* [EXERCISE]: Transcribe the whole listing below without changing a word, but leave out every image.

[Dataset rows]
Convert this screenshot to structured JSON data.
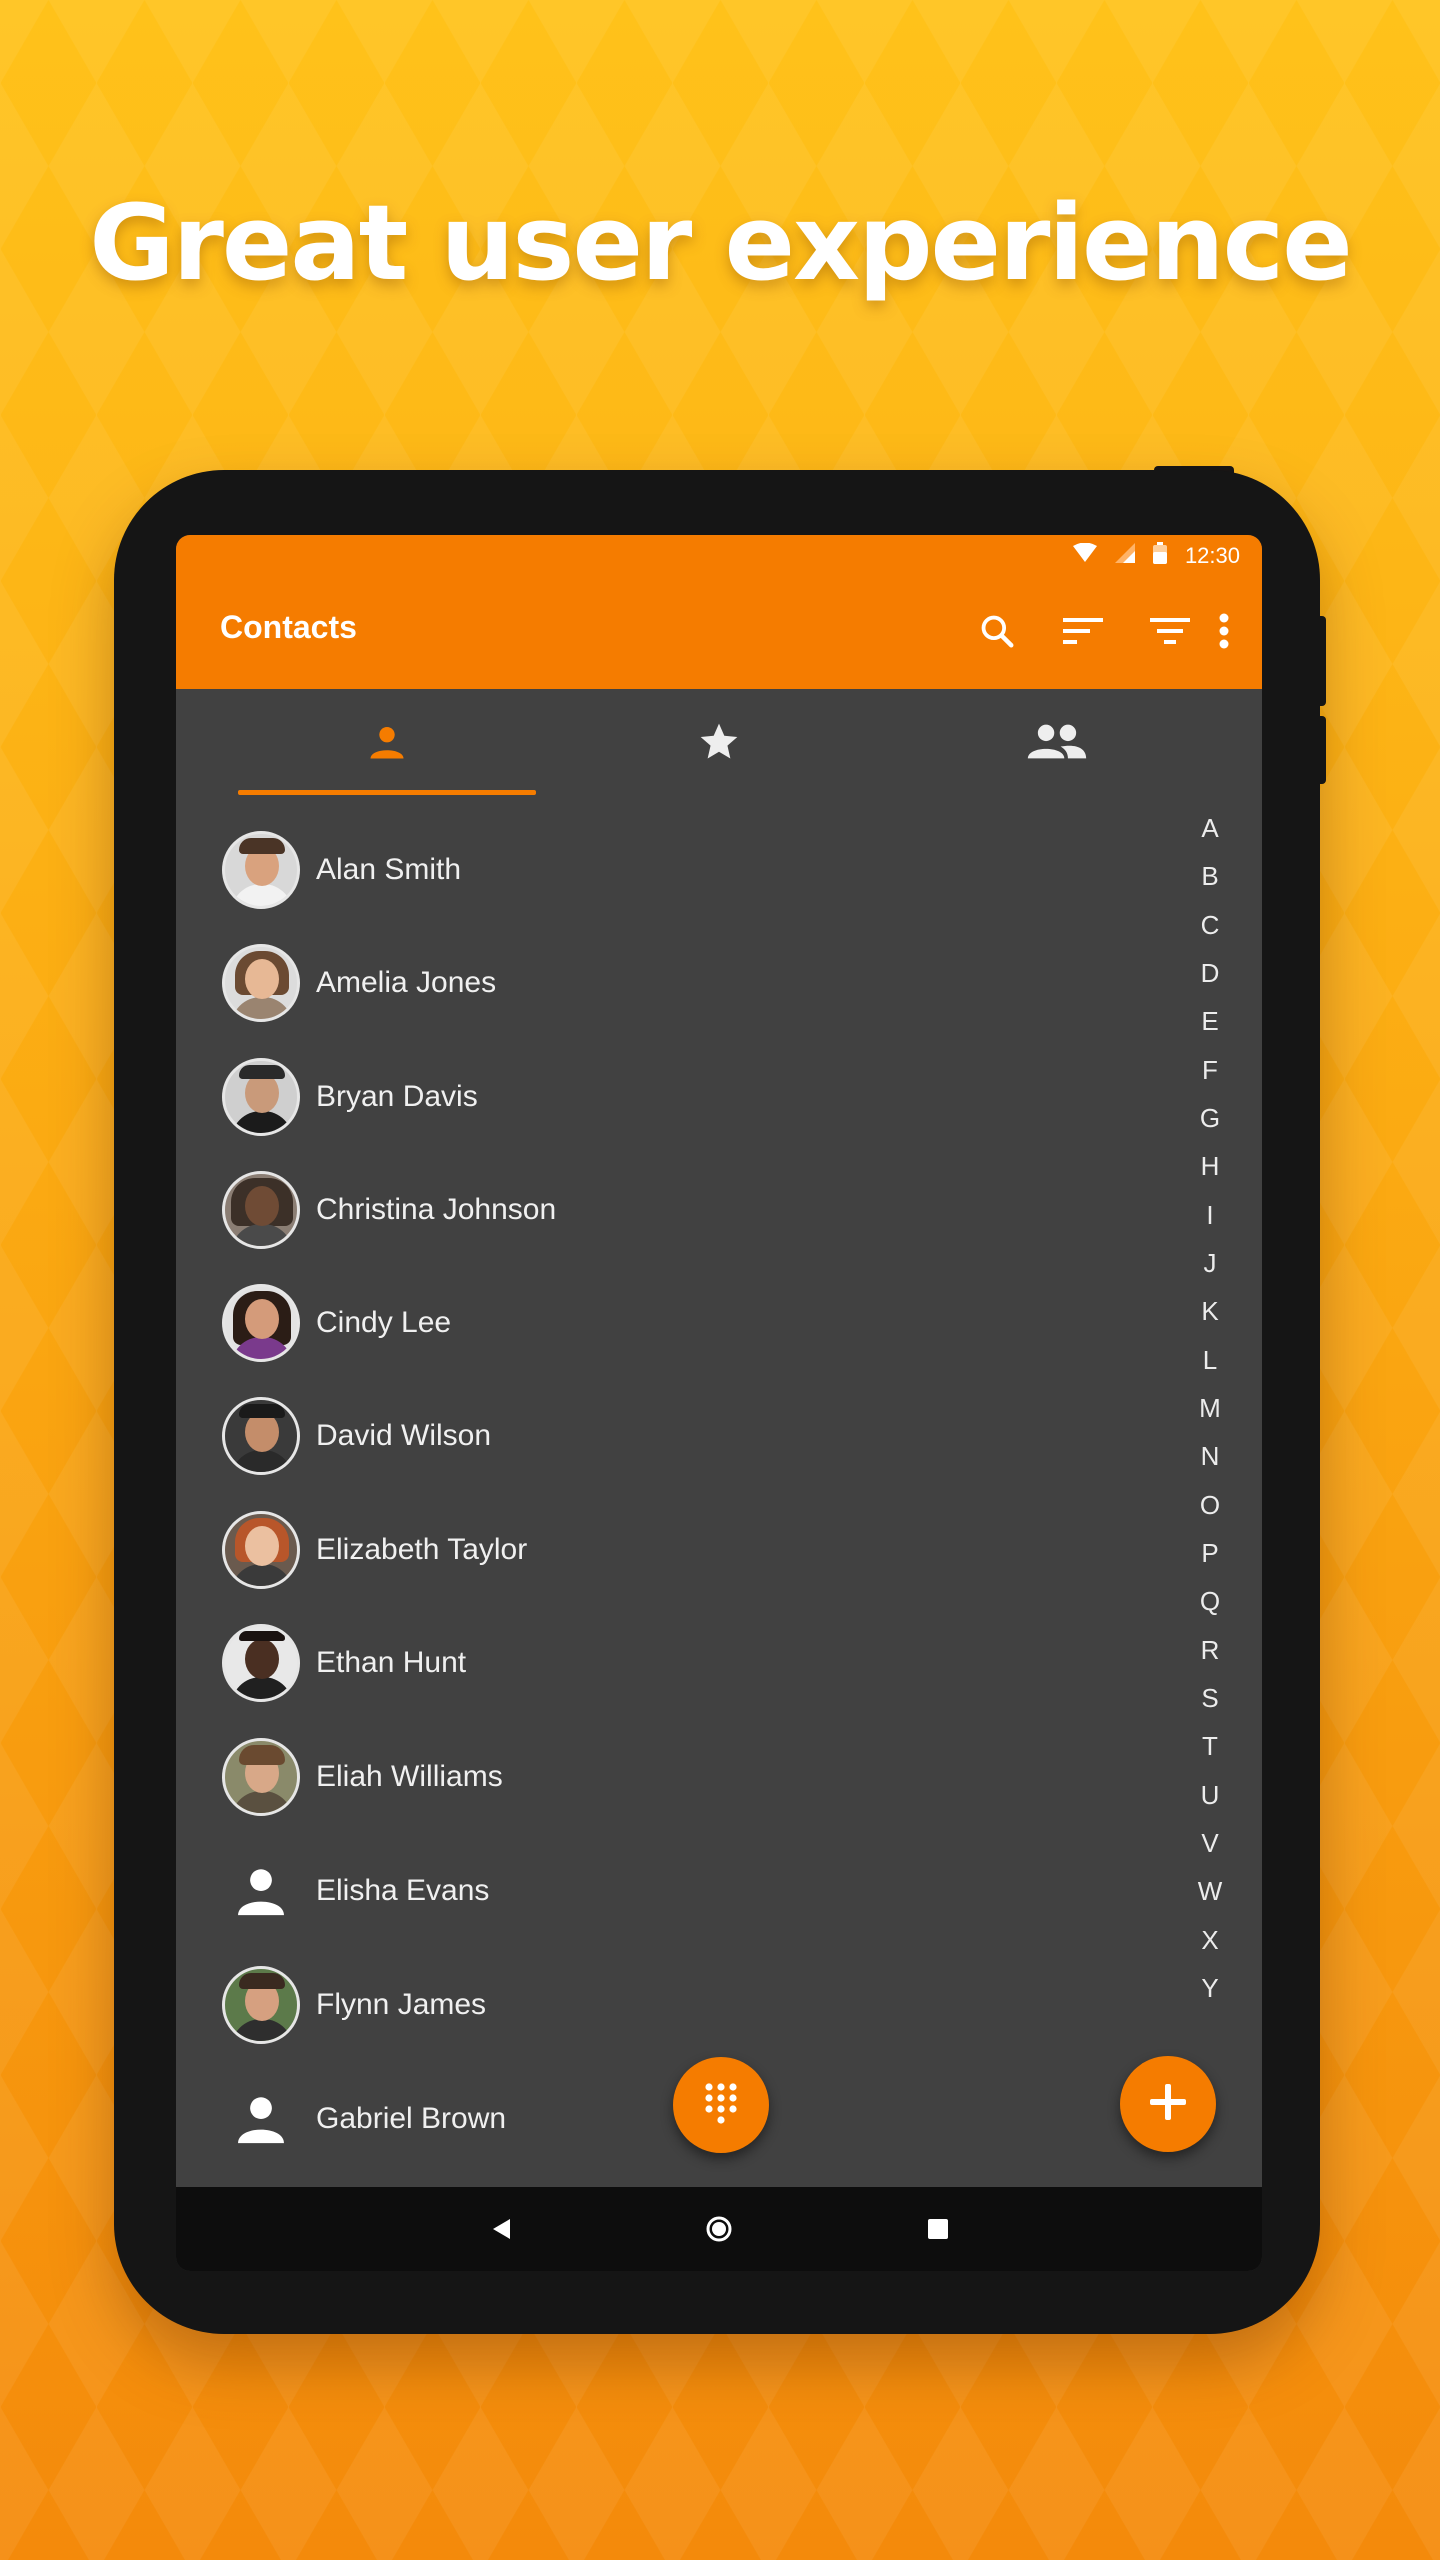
{
  "headline": "Great user experience",
  "status_bar": {
    "time": "12:30",
    "icons": [
      "wifi-icon",
      "signal-icon",
      "battery-icon"
    ]
  },
  "toolbar": {
    "title": "Contacts",
    "actions": [
      "search-icon",
      "sort-icon",
      "filter-icon",
      "more-vertical-icon"
    ]
  },
  "tabs": [
    {
      "icon": "person-icon",
      "selected": true
    },
    {
      "icon": "star-icon",
      "selected": false
    },
    {
      "icon": "group-icon",
      "selected": false
    }
  ],
  "contacts": [
    {
      "name": "Alan Smith",
      "has_photo": true
    },
    {
      "name": "Amelia Jones",
      "has_photo": true
    },
    {
      "name": "Bryan Davis",
      "has_photo": true
    },
    {
      "name": "Christina Johnson",
      "has_photo": true
    },
    {
      "name": "Cindy Lee",
      "has_photo": true
    },
    {
      "name": "David Wilson",
      "has_photo": true
    },
    {
      "name": "Elizabeth Taylor",
      "has_photo": true
    },
    {
      "name": "Ethan Hunt",
      "has_photo": true
    },
    {
      "name": "Eliah Williams",
      "has_photo": true
    },
    {
      "name": "Elisha Evans",
      "has_photo": false
    },
    {
      "name": "Flynn James",
      "has_photo": true
    },
    {
      "name": "Gabriel Brown",
      "has_photo": false
    }
  ],
  "alphabet": [
    "A",
    "B",
    "C",
    "D",
    "E",
    "F",
    "G",
    "H",
    "I",
    "J",
    "K",
    "L",
    "M",
    "N",
    "O",
    "P",
    "Q",
    "R",
    "S",
    "T",
    "U",
    "V",
    "W",
    "X",
    "Y"
  ],
  "fabs": [
    "dialpad-icon",
    "add-icon"
  ],
  "nav_bar": [
    "back-icon",
    "home-icon",
    "recents-icon"
  ],
  "colors": {
    "accent": "#f57c00",
    "screen_background": "#414141",
    "device_frame": "#151515",
    "nav_bar": "#0d0d0d"
  }
}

* [REPLY TO THE EXERCISE]:
Convert this screenshot to structured JSON data.
{
  "headline": "Great user experience",
  "status_bar": {
    "time": "12:30",
    "icons": [
      "wifi-icon",
      "signal-icon",
      "battery-icon"
    ]
  },
  "toolbar": {
    "title": "Contacts",
    "actions": [
      "search-icon",
      "sort-icon",
      "filter-icon",
      "more-vertical-icon"
    ]
  },
  "tabs": [
    {
      "icon": "person-icon",
      "selected": true
    },
    {
      "icon": "star-icon",
      "selected": false
    },
    {
      "icon": "group-icon",
      "selected": false
    }
  ],
  "contacts": [
    {
      "name": "Alan Smith",
      "has_photo": true
    },
    {
      "name": "Amelia Jones",
      "has_photo": true
    },
    {
      "name": "Bryan Davis",
      "has_photo": true
    },
    {
      "name": "Christina Johnson",
      "has_photo": true
    },
    {
      "name": "Cindy Lee",
      "has_photo": true
    },
    {
      "name": "David Wilson",
      "has_photo": true
    },
    {
      "name": "Elizabeth Taylor",
      "has_photo": true
    },
    {
      "name": "Ethan Hunt",
      "has_photo": true
    },
    {
      "name": "Eliah Williams",
      "has_photo": true
    },
    {
      "name": "Elisha Evans",
      "has_photo": false
    },
    {
      "name": "Flynn James",
      "has_photo": true
    },
    {
      "name": "Gabriel Brown",
      "has_photo": false
    }
  ],
  "alphabet": [
    "A",
    "B",
    "C",
    "D",
    "E",
    "F",
    "G",
    "H",
    "I",
    "J",
    "K",
    "L",
    "M",
    "N",
    "O",
    "P",
    "Q",
    "R",
    "S",
    "T",
    "U",
    "V",
    "W",
    "X",
    "Y"
  ],
  "fabs": [
    "dialpad-icon",
    "add-icon"
  ],
  "nav_bar": [
    "back-icon",
    "home-icon",
    "recents-icon"
  ],
  "colors": {
    "accent": "#f57c00",
    "screen_background": "#414141",
    "device_frame": "#151515",
    "nav_bar": "#0d0d0d"
  }
}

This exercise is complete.